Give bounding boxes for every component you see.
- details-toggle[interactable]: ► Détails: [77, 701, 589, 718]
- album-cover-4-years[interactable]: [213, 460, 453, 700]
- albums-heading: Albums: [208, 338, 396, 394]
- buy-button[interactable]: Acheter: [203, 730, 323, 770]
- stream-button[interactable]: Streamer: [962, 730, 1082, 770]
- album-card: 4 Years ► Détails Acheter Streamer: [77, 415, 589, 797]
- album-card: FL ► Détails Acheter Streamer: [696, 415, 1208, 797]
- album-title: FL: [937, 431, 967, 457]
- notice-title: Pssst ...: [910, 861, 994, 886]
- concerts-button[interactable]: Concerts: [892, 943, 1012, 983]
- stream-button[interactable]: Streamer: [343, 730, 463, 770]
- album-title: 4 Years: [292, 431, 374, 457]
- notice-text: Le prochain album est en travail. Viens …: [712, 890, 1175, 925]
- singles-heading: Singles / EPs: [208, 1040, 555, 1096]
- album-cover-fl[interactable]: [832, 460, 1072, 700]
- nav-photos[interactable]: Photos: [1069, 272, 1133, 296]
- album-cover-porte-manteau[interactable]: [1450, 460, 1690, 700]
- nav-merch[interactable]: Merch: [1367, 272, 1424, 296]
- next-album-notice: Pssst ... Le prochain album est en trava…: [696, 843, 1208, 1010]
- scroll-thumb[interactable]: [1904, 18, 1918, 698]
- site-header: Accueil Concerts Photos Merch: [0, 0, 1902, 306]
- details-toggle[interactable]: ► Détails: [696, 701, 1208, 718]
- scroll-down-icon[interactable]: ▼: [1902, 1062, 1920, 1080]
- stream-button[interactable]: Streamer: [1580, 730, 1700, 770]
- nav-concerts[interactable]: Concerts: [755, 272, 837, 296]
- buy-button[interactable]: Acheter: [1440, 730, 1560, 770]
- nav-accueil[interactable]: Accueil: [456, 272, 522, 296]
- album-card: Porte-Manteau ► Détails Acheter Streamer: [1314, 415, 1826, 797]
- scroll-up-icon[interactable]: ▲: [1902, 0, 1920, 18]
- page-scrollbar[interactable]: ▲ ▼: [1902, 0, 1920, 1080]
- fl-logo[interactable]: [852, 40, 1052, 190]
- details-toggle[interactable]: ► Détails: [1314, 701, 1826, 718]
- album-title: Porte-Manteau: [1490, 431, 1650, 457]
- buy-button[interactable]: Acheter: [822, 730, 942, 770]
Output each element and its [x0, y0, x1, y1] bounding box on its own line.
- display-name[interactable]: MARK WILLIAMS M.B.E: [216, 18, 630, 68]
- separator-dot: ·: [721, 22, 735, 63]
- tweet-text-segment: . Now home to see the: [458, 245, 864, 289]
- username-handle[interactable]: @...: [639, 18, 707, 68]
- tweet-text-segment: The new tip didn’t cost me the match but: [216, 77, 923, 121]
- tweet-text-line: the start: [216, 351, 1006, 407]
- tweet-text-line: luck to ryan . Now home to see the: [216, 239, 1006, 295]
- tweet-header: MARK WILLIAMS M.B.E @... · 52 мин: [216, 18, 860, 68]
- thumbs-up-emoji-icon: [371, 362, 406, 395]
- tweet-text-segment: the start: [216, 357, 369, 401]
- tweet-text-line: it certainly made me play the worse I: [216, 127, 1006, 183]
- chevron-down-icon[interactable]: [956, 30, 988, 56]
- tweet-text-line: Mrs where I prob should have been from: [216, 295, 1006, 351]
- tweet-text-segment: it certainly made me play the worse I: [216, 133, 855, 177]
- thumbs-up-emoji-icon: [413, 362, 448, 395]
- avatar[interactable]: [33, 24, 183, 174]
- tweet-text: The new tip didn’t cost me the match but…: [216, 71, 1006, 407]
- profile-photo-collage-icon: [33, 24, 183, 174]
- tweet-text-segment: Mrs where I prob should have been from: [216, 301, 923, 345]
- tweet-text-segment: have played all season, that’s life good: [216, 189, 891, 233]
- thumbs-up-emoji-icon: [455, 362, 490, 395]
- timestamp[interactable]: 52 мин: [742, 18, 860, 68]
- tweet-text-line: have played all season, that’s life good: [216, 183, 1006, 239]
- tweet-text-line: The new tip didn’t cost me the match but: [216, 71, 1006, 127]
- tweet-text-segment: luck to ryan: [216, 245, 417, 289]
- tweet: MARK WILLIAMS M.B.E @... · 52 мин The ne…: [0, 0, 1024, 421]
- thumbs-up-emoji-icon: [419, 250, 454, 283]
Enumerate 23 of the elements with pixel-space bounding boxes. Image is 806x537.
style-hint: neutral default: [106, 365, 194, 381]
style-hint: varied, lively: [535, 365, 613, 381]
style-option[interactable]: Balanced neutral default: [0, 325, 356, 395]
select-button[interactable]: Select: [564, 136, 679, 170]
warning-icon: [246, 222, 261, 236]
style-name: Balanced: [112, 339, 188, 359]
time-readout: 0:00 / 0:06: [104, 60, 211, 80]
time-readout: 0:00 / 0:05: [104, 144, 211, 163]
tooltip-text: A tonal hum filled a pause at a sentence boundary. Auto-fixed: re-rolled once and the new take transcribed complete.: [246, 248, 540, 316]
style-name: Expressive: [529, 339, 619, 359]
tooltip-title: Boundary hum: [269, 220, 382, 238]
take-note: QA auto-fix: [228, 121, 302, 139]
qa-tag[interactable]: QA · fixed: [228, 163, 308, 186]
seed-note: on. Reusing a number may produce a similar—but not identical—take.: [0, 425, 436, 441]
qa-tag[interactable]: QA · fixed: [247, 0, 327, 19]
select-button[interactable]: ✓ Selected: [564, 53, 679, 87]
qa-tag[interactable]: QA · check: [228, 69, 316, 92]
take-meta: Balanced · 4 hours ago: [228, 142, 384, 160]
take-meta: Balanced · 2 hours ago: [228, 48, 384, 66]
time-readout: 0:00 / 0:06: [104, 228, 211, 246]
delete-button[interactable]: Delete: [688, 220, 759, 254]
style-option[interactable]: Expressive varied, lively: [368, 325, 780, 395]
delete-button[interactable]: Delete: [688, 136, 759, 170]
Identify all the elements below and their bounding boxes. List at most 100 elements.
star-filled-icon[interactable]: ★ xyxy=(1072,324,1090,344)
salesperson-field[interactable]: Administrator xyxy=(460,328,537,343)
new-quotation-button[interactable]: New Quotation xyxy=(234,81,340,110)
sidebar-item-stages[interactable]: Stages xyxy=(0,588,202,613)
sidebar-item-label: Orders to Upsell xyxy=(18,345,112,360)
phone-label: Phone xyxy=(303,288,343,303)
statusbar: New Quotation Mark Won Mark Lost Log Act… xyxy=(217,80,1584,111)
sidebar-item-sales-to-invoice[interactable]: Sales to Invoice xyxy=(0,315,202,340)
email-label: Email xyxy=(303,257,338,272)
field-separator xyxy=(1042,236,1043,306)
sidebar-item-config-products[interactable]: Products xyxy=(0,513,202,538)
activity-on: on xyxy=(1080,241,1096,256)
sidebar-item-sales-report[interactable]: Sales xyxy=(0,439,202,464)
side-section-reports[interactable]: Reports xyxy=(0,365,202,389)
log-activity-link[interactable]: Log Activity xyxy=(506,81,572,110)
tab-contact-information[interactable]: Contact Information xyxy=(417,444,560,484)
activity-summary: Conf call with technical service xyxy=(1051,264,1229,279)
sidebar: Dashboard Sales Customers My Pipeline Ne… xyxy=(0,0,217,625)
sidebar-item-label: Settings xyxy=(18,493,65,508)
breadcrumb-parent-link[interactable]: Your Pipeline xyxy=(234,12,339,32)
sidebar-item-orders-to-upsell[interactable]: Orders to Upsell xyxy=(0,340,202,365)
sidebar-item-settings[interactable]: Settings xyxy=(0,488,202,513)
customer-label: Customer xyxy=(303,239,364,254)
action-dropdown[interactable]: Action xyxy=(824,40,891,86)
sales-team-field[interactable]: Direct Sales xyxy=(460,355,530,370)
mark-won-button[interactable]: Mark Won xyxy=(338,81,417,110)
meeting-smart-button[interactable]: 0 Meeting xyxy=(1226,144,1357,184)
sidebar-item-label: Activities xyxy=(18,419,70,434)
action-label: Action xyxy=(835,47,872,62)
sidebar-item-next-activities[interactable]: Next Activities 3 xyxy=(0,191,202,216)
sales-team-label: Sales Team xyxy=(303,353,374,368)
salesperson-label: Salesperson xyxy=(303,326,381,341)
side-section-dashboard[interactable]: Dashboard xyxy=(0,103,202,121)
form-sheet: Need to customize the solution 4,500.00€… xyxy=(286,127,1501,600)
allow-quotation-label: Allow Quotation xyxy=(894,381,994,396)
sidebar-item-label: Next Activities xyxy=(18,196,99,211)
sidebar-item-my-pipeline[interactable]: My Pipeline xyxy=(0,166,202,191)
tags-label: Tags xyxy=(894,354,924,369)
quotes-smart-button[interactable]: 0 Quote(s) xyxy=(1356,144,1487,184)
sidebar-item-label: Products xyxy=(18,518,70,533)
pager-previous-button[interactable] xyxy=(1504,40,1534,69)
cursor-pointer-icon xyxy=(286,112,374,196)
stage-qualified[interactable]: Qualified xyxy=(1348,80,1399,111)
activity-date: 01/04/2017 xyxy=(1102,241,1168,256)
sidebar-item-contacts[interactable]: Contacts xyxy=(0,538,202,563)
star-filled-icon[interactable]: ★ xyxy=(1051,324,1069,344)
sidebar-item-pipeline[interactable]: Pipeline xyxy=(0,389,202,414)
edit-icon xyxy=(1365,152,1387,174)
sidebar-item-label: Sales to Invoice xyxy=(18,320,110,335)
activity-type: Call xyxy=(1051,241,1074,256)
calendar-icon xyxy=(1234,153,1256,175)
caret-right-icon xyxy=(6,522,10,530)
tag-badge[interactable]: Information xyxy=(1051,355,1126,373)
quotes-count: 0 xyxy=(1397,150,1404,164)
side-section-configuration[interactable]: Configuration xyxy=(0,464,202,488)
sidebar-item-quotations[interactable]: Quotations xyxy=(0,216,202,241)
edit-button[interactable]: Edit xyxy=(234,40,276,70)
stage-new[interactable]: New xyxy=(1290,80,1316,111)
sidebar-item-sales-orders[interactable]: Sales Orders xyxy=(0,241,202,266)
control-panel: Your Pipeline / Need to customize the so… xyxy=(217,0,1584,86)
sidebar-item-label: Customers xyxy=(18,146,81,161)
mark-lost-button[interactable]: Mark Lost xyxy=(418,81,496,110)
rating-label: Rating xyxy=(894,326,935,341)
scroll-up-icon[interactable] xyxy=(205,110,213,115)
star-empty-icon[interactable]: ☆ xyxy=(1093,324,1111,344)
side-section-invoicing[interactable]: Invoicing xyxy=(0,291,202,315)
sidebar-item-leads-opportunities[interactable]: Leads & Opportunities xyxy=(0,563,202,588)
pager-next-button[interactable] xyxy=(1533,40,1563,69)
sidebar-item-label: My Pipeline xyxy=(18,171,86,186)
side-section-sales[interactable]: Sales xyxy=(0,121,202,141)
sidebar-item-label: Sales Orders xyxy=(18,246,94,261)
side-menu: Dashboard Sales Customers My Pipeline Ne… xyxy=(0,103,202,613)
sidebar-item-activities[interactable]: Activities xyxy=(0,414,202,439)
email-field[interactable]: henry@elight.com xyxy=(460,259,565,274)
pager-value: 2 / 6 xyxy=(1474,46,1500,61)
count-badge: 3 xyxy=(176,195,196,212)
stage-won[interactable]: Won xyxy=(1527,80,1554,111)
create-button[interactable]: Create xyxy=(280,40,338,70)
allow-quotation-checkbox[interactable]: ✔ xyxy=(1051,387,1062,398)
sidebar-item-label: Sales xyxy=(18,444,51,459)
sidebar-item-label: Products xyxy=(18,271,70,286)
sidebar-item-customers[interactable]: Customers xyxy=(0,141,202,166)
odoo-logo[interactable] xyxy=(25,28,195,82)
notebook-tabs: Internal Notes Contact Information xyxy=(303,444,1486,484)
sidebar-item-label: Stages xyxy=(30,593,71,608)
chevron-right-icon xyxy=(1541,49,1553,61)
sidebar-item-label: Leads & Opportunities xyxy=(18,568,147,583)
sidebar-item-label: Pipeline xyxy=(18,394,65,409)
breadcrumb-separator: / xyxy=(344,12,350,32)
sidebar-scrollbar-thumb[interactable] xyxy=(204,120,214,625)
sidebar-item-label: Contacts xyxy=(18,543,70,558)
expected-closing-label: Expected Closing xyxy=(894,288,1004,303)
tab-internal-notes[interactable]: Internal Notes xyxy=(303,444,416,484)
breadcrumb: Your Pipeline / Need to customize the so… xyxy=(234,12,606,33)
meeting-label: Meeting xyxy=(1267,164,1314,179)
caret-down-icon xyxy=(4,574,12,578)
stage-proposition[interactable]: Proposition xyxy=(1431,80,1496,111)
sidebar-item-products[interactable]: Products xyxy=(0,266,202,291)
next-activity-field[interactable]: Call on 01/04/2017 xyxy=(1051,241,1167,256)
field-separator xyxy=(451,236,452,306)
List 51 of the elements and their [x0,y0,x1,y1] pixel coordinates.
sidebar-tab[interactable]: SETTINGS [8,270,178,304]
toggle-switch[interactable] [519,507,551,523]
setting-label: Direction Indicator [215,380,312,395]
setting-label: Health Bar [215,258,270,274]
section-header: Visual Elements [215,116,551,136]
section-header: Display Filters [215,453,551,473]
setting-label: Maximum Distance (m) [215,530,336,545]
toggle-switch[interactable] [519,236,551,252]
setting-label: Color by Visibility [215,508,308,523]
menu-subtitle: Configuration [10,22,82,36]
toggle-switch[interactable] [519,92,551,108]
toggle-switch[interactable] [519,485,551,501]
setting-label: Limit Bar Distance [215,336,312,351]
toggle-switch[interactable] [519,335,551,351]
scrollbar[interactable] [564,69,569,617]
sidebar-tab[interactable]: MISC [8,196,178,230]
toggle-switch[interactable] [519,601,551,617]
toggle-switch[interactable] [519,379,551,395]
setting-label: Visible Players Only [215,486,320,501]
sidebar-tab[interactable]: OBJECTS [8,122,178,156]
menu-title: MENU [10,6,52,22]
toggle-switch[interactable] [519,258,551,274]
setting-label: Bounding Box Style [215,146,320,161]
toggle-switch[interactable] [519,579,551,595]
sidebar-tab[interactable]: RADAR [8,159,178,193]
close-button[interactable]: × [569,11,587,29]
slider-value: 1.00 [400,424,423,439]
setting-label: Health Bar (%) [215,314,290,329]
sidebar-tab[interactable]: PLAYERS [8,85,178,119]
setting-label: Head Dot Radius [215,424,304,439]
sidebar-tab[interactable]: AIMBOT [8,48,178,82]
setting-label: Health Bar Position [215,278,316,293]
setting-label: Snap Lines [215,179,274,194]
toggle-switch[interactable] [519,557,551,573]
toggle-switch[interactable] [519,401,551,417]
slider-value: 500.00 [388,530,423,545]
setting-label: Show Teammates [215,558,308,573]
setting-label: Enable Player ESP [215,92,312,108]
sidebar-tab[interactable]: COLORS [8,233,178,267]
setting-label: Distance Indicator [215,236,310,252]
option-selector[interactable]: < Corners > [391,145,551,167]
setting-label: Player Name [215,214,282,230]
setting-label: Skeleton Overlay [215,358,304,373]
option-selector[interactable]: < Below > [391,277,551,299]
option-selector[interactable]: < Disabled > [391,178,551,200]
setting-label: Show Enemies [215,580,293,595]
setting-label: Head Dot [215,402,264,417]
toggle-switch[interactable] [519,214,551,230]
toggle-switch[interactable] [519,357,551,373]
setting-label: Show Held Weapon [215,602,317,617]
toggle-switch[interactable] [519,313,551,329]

Given instruction: Return the material word for word, from its first line up to and including the line with "- notice-text: Le".

Result:
Give bounding boxes for every component you see.
- details-toggle[interactable]: ► Détails: [77, 701, 589, 718]
- album-cover-4-years[interactable]: [213, 460, 453, 700]
- albums-heading: Albums: [208, 338, 396, 394]
- buy-button[interactable]: Acheter: [203, 730, 323, 770]
- stream-button[interactable]: Streamer: [962, 730, 1082, 770]
- album-card: 4 Years ► Détails Acheter Streamer: [77, 415, 589, 797]
- album-card: FL ► Détails Acheter Streamer: [696, 415, 1208, 797]
- album-title: FL: [937, 431, 967, 457]
- notice-title: Pssst ...: [910, 861, 994, 886]
- concerts-button[interactable]: Concerts: [892, 943, 1012, 983]
- stream-button[interactable]: Streamer: [343, 730, 463, 770]
- album-title: 4 Years: [292, 431, 374, 457]
- notice-text: Le prochain album est en travail. Viens …: [712, 890, 1175, 925]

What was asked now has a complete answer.